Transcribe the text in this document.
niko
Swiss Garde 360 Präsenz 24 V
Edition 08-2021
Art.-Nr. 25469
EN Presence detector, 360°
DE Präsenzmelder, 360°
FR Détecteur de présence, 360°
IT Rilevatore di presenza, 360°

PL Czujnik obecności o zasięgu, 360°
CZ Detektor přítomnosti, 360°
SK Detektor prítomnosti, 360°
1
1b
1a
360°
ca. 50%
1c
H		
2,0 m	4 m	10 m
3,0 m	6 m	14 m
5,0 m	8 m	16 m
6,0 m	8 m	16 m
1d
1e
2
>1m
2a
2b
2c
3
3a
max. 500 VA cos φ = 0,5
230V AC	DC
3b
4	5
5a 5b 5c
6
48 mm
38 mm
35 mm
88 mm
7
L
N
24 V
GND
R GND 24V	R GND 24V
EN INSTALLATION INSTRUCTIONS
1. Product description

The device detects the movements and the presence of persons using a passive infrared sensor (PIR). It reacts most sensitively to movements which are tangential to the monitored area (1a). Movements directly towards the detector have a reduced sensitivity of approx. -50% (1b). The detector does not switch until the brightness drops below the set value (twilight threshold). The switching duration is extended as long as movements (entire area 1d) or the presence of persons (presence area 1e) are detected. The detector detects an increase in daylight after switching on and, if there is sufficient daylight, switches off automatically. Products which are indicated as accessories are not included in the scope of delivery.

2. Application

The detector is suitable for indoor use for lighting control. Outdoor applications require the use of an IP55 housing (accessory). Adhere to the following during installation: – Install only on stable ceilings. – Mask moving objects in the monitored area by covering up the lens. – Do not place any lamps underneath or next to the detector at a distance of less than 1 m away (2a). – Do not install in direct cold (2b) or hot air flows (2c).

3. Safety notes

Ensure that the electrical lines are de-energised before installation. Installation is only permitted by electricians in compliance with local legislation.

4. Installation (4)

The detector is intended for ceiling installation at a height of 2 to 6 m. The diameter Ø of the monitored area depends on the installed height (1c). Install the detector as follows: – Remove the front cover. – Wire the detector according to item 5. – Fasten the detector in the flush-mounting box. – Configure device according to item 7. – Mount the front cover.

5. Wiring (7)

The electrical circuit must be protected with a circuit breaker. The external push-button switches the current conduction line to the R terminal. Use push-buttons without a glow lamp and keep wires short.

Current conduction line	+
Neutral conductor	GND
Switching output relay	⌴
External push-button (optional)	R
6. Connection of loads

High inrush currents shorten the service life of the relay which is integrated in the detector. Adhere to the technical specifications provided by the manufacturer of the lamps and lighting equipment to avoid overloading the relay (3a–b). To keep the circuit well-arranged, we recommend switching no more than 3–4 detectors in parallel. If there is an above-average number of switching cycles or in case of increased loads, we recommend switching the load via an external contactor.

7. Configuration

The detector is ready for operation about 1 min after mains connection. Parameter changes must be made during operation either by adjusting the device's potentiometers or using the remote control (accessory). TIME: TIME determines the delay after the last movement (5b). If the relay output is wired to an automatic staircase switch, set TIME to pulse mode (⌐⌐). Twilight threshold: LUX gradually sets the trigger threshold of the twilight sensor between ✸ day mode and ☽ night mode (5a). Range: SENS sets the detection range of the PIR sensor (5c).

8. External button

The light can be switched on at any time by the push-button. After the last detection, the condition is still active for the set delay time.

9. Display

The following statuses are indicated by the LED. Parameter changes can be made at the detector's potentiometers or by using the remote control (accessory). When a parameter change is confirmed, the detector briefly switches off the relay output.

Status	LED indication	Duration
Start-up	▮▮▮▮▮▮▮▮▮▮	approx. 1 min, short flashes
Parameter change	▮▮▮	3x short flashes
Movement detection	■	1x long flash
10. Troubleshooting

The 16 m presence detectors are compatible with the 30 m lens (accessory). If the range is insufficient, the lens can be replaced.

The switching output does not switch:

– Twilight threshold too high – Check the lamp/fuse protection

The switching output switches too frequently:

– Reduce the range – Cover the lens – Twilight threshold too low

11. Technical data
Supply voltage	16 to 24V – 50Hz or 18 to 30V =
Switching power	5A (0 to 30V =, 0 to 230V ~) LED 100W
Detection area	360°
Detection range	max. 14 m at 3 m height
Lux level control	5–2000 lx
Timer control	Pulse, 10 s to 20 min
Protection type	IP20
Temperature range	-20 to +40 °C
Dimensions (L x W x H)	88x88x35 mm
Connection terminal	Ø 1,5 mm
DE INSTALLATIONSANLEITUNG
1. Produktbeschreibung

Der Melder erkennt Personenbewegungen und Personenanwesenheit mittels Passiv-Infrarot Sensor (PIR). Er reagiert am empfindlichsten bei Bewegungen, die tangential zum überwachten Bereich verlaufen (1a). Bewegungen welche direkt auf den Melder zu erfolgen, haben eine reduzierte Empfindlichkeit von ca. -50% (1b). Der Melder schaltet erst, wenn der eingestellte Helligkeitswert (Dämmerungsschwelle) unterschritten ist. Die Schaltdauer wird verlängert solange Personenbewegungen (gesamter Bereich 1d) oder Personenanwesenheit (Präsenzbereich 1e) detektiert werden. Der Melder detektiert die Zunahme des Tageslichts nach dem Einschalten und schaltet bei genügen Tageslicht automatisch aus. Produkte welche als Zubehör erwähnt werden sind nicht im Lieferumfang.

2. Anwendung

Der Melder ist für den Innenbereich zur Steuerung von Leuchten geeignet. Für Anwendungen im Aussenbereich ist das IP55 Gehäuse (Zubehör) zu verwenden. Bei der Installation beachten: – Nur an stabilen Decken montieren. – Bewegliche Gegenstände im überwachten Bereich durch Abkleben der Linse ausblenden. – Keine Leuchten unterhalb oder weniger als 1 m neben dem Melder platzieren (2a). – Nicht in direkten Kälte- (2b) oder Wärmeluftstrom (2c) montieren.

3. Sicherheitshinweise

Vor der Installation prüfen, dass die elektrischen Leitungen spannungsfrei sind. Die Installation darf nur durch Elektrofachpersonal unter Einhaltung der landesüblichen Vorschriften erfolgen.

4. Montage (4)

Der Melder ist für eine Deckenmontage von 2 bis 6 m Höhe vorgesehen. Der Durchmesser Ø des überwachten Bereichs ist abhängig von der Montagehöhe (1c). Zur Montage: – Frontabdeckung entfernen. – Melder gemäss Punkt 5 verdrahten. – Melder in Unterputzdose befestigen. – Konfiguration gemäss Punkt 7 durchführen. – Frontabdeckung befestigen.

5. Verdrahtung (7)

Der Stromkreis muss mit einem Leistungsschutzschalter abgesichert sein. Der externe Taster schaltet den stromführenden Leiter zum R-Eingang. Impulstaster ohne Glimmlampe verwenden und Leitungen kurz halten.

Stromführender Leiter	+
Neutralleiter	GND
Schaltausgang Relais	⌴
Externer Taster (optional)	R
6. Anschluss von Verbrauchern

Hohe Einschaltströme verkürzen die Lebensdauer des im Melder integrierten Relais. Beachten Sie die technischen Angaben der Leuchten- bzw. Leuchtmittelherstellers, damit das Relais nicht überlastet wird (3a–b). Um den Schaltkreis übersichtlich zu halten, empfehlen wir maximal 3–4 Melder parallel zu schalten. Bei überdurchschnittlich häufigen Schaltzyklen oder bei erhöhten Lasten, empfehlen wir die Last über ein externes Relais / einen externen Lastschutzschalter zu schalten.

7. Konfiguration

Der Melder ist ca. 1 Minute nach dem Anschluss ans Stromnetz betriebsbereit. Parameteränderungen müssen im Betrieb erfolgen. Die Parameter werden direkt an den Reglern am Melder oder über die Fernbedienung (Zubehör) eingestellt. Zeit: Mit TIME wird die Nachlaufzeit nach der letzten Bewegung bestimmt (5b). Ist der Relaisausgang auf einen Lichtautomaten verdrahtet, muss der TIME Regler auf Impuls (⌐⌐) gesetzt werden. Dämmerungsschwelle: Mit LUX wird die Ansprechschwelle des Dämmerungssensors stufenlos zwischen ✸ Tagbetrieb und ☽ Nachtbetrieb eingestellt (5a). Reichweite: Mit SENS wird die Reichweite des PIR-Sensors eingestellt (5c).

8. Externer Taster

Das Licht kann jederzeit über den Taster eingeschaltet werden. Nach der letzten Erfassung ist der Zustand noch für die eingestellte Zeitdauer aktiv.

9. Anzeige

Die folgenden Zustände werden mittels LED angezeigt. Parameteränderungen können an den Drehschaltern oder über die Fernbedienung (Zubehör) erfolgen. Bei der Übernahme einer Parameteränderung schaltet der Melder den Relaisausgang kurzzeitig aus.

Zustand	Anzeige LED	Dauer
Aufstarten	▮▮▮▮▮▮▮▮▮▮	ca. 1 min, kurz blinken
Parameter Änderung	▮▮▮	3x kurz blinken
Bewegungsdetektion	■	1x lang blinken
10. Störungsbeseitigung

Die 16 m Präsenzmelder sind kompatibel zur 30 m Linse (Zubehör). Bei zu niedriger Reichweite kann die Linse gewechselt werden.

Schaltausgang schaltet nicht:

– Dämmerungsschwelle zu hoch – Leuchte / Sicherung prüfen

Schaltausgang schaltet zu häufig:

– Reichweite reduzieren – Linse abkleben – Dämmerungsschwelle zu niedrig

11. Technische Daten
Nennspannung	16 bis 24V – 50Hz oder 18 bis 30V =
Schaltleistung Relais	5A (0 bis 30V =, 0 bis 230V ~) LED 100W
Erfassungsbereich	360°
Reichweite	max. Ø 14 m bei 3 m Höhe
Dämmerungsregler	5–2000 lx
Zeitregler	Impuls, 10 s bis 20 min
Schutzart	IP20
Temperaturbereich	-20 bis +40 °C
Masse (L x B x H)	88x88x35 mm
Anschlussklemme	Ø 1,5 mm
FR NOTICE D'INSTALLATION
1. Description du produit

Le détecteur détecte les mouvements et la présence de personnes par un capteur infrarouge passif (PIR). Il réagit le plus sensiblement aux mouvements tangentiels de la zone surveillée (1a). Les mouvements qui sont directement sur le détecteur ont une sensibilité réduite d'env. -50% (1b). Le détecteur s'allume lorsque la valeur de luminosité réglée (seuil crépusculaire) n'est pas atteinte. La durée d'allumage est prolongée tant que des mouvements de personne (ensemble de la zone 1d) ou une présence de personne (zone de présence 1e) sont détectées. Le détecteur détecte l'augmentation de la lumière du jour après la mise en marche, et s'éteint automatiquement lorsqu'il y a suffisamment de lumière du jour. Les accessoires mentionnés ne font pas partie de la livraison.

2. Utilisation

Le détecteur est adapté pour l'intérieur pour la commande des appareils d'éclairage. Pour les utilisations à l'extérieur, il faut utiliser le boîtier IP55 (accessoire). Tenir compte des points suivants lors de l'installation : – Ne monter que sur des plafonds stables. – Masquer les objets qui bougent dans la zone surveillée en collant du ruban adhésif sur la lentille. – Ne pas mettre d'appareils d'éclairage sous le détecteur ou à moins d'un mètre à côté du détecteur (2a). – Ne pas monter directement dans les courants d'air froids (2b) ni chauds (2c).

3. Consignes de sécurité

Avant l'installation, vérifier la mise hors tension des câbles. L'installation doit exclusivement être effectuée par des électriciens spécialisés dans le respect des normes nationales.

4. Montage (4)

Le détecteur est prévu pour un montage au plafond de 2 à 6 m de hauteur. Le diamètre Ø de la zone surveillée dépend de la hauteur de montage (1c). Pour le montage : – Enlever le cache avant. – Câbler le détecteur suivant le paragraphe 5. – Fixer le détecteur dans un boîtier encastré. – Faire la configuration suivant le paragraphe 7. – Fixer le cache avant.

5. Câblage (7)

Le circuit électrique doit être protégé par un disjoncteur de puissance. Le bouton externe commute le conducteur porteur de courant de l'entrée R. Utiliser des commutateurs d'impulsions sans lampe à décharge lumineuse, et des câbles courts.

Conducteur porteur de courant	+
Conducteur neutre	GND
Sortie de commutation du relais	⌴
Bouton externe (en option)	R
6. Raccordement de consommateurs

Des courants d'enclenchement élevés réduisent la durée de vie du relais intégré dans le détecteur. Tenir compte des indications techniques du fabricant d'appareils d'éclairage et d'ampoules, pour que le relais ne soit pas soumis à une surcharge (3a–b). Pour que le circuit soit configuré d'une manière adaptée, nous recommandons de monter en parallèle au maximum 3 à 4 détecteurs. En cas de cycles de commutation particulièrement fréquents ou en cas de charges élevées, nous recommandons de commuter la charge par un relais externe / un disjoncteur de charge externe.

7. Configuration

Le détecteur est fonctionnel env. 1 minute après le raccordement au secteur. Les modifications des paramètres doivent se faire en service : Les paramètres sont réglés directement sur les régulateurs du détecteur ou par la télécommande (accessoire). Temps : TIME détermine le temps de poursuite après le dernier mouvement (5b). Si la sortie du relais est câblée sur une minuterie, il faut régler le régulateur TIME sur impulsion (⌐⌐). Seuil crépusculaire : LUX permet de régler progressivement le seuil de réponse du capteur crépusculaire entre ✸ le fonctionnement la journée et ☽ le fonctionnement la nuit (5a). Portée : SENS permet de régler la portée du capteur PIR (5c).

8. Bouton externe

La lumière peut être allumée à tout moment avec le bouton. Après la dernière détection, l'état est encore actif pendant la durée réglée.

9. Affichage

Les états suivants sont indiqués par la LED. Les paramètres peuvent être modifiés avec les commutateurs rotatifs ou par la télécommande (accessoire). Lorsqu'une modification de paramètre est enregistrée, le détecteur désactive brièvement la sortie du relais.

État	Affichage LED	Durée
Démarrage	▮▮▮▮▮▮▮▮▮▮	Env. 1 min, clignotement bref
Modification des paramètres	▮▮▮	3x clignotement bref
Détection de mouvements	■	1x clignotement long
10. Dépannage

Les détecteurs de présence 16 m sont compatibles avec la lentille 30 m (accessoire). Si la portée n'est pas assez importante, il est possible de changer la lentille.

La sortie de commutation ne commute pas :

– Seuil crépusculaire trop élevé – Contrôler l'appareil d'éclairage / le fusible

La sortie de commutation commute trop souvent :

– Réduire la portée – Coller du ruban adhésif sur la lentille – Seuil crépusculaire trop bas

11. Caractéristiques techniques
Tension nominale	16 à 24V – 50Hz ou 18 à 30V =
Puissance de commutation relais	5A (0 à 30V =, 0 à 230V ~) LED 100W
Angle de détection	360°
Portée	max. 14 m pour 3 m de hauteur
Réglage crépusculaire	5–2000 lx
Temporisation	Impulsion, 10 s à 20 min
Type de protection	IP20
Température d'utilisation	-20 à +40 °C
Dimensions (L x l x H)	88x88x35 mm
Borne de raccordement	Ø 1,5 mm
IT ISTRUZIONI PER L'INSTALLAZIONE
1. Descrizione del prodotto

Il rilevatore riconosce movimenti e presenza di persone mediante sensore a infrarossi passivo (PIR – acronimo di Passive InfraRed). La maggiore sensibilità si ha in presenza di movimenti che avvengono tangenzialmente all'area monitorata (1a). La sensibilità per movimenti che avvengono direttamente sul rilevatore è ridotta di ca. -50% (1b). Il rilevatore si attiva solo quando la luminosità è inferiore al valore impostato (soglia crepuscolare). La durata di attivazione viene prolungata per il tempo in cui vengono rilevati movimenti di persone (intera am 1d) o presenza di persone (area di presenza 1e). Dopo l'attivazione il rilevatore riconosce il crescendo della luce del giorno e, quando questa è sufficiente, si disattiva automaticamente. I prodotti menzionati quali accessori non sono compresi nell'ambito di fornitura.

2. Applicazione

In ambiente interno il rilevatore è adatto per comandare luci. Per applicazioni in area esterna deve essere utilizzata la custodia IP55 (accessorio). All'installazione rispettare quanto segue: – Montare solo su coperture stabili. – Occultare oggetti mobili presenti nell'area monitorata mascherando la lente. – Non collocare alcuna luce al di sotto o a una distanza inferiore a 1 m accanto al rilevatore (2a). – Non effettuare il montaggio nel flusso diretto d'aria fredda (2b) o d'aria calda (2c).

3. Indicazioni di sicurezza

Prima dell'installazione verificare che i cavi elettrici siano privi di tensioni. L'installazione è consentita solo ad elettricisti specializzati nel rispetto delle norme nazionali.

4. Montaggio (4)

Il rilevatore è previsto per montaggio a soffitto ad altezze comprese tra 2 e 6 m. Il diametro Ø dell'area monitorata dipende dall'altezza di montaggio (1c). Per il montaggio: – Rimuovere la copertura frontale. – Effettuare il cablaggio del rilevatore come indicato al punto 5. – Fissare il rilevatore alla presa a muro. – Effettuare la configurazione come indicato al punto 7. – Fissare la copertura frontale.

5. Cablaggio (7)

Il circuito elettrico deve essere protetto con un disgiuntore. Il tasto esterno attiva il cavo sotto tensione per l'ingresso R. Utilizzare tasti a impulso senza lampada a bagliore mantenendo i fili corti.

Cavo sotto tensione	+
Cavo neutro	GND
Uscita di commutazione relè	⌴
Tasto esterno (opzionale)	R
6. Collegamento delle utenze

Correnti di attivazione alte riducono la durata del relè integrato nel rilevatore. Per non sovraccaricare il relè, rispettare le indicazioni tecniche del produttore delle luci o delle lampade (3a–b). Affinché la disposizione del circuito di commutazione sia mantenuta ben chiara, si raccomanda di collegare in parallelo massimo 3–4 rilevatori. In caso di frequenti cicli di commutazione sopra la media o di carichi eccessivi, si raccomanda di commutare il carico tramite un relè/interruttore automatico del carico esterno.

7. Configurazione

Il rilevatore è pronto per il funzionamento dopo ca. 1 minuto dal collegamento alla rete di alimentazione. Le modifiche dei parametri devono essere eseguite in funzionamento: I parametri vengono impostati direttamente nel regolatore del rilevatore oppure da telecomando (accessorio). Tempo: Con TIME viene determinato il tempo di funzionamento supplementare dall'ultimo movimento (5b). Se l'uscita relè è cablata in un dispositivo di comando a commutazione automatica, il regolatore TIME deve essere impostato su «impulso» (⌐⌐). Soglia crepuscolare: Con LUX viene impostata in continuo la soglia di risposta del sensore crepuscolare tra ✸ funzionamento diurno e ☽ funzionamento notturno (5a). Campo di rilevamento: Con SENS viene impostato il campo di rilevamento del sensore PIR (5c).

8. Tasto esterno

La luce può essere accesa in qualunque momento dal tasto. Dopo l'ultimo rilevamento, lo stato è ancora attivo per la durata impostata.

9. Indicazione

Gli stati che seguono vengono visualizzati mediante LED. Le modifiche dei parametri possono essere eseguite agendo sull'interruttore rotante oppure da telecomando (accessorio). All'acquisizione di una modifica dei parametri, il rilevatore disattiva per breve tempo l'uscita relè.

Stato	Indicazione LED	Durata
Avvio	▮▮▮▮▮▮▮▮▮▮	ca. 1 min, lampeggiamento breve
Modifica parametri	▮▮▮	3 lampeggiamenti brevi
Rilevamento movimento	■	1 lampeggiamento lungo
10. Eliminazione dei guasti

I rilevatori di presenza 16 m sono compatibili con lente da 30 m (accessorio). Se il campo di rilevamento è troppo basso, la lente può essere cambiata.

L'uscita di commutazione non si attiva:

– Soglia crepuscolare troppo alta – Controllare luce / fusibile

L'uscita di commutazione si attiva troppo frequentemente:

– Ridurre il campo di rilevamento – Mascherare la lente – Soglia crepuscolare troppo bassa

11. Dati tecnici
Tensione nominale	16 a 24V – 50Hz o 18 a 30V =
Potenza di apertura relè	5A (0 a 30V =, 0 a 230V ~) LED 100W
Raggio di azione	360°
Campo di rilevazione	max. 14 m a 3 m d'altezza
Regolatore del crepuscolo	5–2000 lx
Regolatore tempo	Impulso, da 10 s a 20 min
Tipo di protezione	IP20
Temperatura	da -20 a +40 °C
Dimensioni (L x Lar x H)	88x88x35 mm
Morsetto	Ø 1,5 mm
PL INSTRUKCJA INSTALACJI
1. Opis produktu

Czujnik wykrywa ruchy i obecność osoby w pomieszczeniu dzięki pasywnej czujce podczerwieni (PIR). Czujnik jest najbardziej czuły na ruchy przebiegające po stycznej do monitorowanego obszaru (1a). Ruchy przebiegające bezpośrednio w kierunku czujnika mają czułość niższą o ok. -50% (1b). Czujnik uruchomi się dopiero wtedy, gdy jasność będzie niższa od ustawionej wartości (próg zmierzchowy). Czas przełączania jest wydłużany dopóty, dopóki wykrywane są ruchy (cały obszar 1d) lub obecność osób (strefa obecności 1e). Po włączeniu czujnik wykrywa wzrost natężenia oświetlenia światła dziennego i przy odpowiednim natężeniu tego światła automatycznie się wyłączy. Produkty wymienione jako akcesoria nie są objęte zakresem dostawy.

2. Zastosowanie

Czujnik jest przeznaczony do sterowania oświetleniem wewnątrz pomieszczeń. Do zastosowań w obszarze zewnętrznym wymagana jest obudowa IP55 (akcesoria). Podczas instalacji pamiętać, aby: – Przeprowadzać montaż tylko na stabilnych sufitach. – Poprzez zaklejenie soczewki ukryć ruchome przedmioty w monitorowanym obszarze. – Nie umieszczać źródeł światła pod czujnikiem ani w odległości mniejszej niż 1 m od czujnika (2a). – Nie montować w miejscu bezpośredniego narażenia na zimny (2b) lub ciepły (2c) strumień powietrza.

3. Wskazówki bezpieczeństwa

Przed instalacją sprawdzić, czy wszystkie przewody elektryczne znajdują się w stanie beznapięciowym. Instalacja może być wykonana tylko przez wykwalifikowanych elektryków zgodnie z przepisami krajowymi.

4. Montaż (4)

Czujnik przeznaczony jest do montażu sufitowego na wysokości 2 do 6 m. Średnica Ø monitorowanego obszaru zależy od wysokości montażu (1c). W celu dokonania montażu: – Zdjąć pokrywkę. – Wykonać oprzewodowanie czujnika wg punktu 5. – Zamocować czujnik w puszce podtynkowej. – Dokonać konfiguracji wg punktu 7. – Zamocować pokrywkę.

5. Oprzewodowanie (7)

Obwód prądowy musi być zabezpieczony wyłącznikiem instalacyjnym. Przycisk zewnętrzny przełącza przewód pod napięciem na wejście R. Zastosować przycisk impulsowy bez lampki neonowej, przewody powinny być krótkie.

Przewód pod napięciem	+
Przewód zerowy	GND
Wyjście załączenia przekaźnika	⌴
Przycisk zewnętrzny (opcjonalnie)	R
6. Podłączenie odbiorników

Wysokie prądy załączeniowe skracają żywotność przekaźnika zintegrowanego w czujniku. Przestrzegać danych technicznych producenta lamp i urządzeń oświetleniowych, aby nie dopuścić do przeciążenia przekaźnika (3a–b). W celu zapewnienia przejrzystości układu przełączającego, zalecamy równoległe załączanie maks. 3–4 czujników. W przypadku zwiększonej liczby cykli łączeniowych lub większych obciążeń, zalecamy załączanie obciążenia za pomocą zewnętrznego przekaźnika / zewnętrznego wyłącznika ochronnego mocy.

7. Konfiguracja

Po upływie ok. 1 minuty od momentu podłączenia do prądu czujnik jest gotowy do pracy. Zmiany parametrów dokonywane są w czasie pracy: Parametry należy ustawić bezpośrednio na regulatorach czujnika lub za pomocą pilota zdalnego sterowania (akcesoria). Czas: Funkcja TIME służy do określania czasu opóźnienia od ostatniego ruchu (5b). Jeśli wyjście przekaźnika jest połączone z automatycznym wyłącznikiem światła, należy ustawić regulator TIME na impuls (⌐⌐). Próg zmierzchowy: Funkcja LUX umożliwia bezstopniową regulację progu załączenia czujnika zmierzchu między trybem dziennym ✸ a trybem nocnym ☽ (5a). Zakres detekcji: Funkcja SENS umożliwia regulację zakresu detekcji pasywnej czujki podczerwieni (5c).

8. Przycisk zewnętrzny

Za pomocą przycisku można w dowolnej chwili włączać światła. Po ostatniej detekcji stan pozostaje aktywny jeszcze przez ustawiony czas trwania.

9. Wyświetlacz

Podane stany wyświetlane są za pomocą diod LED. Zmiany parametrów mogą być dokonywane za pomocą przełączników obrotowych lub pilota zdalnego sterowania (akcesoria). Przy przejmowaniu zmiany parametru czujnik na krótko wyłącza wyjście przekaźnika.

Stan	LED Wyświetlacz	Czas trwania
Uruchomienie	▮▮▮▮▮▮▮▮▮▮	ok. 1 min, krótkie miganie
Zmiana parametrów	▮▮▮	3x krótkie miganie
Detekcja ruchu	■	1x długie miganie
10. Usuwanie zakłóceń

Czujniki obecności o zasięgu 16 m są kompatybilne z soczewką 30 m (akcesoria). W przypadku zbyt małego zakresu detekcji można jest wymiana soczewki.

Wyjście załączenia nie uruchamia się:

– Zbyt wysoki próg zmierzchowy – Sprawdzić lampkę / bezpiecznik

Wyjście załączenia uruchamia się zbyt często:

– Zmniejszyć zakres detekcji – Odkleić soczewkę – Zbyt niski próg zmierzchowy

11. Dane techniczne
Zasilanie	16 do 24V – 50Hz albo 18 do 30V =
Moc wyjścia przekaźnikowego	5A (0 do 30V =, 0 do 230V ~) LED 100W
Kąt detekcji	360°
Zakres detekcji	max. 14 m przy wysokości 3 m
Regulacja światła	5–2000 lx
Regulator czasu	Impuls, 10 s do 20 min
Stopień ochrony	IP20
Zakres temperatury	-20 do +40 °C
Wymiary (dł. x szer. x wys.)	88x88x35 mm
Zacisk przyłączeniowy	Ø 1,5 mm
^^^^^^^^^^^^^^^^
**Instructions for the task**
Gather each line of the records holding the string "porteur".

**Response to the exercise**
Le circuit électrique doit être protégé par un disjoncteur de puissance. Le bouton externe commute le conducteur porteur de courant de l'entrée R. Utiliser des commutateurs d'impulsions sans lampe à décharge lumineuse, et des câbles courts.
Conducteur porteur de courant	+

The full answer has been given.